→ Task description
Transcribe the listing below word for word.

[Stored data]
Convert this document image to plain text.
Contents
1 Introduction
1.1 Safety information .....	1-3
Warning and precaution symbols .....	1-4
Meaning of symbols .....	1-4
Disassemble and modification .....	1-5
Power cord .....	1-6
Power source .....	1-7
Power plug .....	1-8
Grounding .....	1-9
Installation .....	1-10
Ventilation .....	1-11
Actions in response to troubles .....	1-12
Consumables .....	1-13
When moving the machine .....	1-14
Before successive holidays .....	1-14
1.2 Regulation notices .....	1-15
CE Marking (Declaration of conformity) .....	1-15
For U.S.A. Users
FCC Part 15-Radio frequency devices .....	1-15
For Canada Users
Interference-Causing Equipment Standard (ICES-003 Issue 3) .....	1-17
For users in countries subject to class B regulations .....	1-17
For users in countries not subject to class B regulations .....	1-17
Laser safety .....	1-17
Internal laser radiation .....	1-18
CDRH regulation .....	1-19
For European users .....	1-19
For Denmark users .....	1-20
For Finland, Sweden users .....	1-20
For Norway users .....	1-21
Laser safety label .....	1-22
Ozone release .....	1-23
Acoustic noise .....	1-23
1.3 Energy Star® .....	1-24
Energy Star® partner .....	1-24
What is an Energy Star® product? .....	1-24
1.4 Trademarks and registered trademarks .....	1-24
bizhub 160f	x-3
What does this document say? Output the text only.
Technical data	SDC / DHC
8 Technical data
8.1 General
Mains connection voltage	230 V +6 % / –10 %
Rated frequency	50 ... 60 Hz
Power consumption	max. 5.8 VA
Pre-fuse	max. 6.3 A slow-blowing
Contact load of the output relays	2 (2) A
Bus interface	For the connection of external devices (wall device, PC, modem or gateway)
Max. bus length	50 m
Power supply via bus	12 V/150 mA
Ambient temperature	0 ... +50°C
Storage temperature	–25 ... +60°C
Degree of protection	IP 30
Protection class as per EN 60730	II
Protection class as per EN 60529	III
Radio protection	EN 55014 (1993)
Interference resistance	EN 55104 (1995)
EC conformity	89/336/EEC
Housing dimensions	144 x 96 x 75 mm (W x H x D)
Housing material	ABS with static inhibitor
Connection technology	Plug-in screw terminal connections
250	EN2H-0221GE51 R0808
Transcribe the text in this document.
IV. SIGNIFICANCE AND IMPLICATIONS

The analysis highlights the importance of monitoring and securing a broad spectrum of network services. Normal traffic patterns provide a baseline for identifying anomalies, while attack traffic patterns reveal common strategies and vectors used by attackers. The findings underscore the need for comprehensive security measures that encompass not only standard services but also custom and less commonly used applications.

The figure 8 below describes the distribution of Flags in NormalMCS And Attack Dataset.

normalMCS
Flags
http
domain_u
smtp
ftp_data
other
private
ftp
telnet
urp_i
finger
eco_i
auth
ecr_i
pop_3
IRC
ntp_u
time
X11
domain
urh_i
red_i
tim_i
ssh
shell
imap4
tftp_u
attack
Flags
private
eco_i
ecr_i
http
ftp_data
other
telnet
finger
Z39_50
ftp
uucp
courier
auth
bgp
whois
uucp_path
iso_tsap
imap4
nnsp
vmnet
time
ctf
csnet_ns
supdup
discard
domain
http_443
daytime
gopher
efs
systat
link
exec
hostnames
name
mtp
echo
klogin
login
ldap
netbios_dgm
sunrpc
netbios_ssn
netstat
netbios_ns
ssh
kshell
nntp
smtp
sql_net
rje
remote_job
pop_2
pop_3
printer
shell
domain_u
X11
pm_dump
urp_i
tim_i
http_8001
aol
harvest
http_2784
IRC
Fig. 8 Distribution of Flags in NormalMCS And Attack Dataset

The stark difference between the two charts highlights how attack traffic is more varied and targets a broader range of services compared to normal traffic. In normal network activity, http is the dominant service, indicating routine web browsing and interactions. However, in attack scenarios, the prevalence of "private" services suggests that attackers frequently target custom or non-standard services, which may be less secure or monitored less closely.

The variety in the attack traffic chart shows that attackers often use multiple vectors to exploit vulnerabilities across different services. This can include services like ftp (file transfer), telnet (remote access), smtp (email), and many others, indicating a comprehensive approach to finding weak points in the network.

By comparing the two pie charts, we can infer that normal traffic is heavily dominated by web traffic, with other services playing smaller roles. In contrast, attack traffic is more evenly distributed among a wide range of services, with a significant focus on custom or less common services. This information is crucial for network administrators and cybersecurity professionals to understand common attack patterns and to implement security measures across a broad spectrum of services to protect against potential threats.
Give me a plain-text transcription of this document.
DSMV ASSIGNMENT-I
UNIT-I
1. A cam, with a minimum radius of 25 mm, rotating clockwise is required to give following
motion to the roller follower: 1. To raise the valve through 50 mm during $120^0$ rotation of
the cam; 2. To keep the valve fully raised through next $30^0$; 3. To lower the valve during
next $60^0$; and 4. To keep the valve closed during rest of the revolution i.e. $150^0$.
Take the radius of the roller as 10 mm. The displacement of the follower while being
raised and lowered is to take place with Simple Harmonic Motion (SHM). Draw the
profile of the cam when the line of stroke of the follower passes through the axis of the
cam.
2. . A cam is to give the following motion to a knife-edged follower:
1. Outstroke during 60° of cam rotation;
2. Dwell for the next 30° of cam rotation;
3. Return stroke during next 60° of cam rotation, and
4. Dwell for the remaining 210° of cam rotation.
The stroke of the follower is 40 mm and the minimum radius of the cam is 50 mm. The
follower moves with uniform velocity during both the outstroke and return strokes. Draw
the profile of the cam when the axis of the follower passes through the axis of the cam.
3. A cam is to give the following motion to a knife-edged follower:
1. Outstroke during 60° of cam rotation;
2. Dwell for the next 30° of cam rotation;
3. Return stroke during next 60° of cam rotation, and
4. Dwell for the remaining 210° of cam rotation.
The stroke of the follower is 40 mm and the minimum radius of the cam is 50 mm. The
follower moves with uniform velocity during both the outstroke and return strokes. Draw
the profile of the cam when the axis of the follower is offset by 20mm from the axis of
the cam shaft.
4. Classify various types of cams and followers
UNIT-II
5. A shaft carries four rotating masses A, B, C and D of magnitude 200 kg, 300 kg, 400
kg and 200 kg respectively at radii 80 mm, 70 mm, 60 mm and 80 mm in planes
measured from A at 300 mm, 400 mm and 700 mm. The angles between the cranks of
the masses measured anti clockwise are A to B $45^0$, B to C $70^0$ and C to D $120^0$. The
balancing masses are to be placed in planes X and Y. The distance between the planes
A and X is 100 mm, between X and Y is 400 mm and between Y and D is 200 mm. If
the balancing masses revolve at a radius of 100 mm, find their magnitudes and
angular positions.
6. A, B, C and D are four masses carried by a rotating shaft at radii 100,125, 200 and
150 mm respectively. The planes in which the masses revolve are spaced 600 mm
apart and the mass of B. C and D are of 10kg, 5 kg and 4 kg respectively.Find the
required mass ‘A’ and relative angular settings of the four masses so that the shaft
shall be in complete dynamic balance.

→ The answer
Convert this document image to plain text.
Contents
1 Introduction
1.1 Safety information .....	1-3
Warning and precaution symbols .....	1-4
Meaning of symbols .....	1-4
Disassemble and modification .....	1-5
Power cord .....	1-6
Power source .....	1-7
Power plug .....	1-8
Grounding .....	1-9
Installation .....	1-10
Ventilation .....	1-11
Actions in response to troubles .....	1-12
Consumables .....	1-13
When moving the machine .....	1-14
Before successive holidays .....	1-14
1.2 Regulation notices .....	1-15
CE Marking (Declaration of conformity) .....	1-15
For U.S.A. Users
FCC Part 15-Radio frequency devices .....	1-15
For Canada Users
Interference-Causing Equipment Standard (ICES-003 Issue 3) .....	1-17
For users in countries subject to class B regulations .....	1-17
For users in countries not subject to class B regulations .....	1-17
Laser safety .....	1-17
Internal laser radiation .....	1-18
CDRH regulation .....	1-19
For European users .....	1-19
For Denmark users .....	1-20
For Finland, Sweden users .....	1-20
For Norway users .....	1-21
Laser safety label .....	1-22
Ozone release .....	1-23
Acoustic noise .....	1-23
1.3 Energy Star® .....	1-24
Energy Star® partner .....	1-24
What is an Energy Star® product? .....	1-24
1.4 Trademarks and registered trademarks .....	1-24
bizhub 160f	x-3
What does this document say? Output the text only.
Technical data	SDC / DHC
8 Technical data
8.1 General
Mains connection voltage	230 V +6 % / –10 %
Rated frequency	50 ... 60 Hz
Power consumption	max. 5.8 VA
Pre-fuse	max. 6.3 A slow-blowing
Contact load of the output relays	2 (2) A
Bus interface	For the connection of external devices (wall device, PC, modem or gateway)
Max. bus length	50 m
Power supply via bus	12 V/150 mA
Ambient temperature	0 ... +50°C
Storage temperature	–25 ... +60°C
Degree of protection	IP 30
Protection class as per EN 60730	II
Protection class as per EN 60529	III
Radio protection	EN 55014 (1993)
Interference resistance	EN 55104 (1995)
EC conformity	89/336/EEC
Housing dimensions	144 x 96 x 75 mm (W x H x D)
Housing material	ABS with static inhibitor
Connection technology	Plug-in screw terminal connections
250	EN2H-0221GE51 R0808
Transcribe the text in this document.
IV. SIGNIFICANCE AND IMPLICATIONS

The analysis highlights the importance of monitoring and securing a broad spectrum of network services. Normal traffic patterns provide a baseline for identifying anomalies, while attack traffic patterns reveal common strategies and vectors used by attackers. The findings underscore the need for comprehensive security measures that encompass not only standard services but also custom and less commonly used applications.

The figure 8 below describes the distribution of Flags in NormalMCS And Attack Dataset.

normalMCS
Flags
http
domain_u
smtp
ftp_data
other
private
ftp
telnet
urp_i
finger
eco_i
auth
ecr_i
pop_3
IRC
ntp_u
time
X11
domain
urh_i
red_i
tim_i
ssh
shell
imap4
tftp_u
attack
Flags
private
eco_i
ecr_i
http
ftp_data
other
telnet
finger
Z39_50
ftp
uucp
courier
auth
bgp
whois
uucp_path
iso_tsap
imap4
nnsp
vmnet
time
ctf
csnet_ns
supdup
discard
domain
http_443
daytime
gopher
efs
systat
link
exec
hostnames
name
mtp
echo
klogin
login
ldap
netbios_dgm
sunrpc
netbios_ssn
netstat
netbios_ns
ssh
kshell
nntp
smtp
sql_net
rje
remote_job
pop_2
pop_3
printer
shell
domain_u
X11
pm_dump
urp_i
tim_i
http_8001
aol
harvest
http_2784
IRC
Fig. 8 Distribution of Flags in NormalMCS And Attack Dataset

The stark difference between the two charts highlights how attack traffic is more varied and targets a broader range of services compared to normal traffic. In normal network activity, http is the dominant service, indicating routine web browsing and interactions. However, in attack scenarios, the prevalence of "private" services suggests that attackers frequently target custom or non-standard services, which may be less secure or monitored less closely.

The variety in the attack traffic chart shows that attackers often use multiple vectors to exploit vulnerabilities across different services. This can include services like ftp (file transfer), telnet (remote access), smtp (email), and many others, indicating a comprehensive approach to finding weak points in the network.

By comparing the two pie charts, we can infer that normal traffic is heavily dominated by web traffic, with other services playing smaller roles. In contrast, attack traffic is more evenly distributed among a wide range of services, with a significant focus on custom or less common services. This information is crucial for network administrators and cybersecurity professionals to understand common attack patterns and to implement security measures across a broad spectrum of services to protect against potential threats.
Give me a plain-text transcription of this document.
DSMV ASSIGNMENT-I
UNIT-I
1. A cam, with a minimum radius of 25 mm, rotating clockwise is required to give following
motion to the roller follower: 1. To raise the valve through 50 mm during $120^0$ rotation of
the cam; 2. To keep the valve fully raised through next $30^0$; 3. To lower the valve during
next $60^0$; and 4. To keep the valve closed during rest of the revolution i.e. $150^0$.
Take the radius of the roller as 10 mm. The displacement of the follower while being
raised and lowered is to take place with Simple Harmonic Motion (SHM). Draw the
profile of the cam when the line of stroke of the follower passes through the axis of the
cam.
2. . A cam is to give the following motion to a knife-edged follower:
1. Outstroke during 60° of cam rotation;
2. Dwell for the next 30° of cam rotation;
3. Return stroke during next 60° of cam rotation, and
4. Dwell for the remaining 210° of cam rotation.
The stroke of the follower is 40 mm and the minimum radius of the cam is 50 mm. The
follower moves with uniform velocity during both the outstroke and return strokes. Draw
the profile of the cam when the axis of the follower passes through the axis of the cam.
3. A cam is to give the following motion to a knife-edged follower:
1. Outstroke during 60° of cam rotation;
2. Dwell for the next 30° of cam rotation;
3. Return stroke during next 60° of cam rotation, and
4. Dwell for the remaining 210° of cam rotation.
The stroke of the follower is 40 mm and the minimum radius of the cam is 50 mm. The
follower moves with uniform velocity during both the outstroke and return strokes. Draw
the profile of the cam when the axis of the follower is offset by 20mm from the axis of
the cam shaft.
4. Classify various types of cams and followers
UNIT-II
5. A shaft carries four rotating masses A, B, C and D of magnitude 200 kg, 300 kg, 400
kg and 200 kg respectively at radii 80 mm, 70 mm, 60 mm and 80 mm in planes
measured from A at 300 mm, 400 mm and 700 mm. The angles between the cranks of
the masses measured anti clockwise are A to B $45^0$, B to C $70^0$ and C to D $120^0$. The
balancing masses are to be placed in planes X and Y. The distance between the planes
A and X is 100 mm, between X and Y is 400 mm and between Y and D is 200 mm. If
the balancing masses revolve at a radius of 100 mm, find their magnitudes and
angular positions.
6. A, B, C and D are four masses carried by a rotating shaft at radii 100,125, 200 and
150 mm respectively. The planes in which the masses revolve are spaced 600 mm
apart and the mass of B. C and D are of 10kg, 5 kg and 4 kg respectively.Find the
required mass ‘A’ and relative angular settings of the four masses so that the shaft
shall be in complete dynamic balance.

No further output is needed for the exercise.